OBJECTIVE:
Restate each entry word for word, leaving nothing out.

— Start of MATERIAL FOR THE TASK —

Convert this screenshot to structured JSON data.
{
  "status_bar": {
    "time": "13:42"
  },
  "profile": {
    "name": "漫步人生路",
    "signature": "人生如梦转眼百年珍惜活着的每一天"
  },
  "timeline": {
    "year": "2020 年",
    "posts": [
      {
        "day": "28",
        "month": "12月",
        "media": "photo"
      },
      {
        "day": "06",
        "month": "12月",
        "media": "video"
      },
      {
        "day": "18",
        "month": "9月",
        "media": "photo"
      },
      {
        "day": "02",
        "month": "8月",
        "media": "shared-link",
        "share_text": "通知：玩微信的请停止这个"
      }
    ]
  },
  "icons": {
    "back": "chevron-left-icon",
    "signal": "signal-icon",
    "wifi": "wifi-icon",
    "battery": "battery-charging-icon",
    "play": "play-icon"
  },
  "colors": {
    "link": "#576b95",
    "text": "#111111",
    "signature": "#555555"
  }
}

— End of MATERIAL FOR THE TASK —

RESULT OF THE TASK:
Convert this screenshot to structured JSON data.
{
  "status_bar": {
    "time": "13:42"
  },
  "profile": {
    "name": "漫步人生路",
    "signature": "人生如梦转眼百年珍惜活着的每一天"
  },
  "timeline": {
    "year": "2020 年",
    "posts": [
      {
        "day": "28",
        "month": "12月",
        "media": "photo"
      },
      {
        "day": "06",
        "month": "12月",
        "media": "video"
      },
      {
        "day": "18",
        "month": "9月",
        "media": "photo"
      },
      {
        "day": "02",
        "month": "8月",
        "media": "shared-link",
        "share_text": "通知：玩微信的请停止这个"
      }
    ]
  },
  "icons": {
    "back": "chevron-left-icon",
    "signal": "signal-icon",
    "wifi": "wifi-icon",
    "battery": "battery-charging-icon",
    "play": "play-icon"
  },
  "colors": {
    "link": "#576b95",
    "text": "#111111",
    "signature": "#555555"
  }
}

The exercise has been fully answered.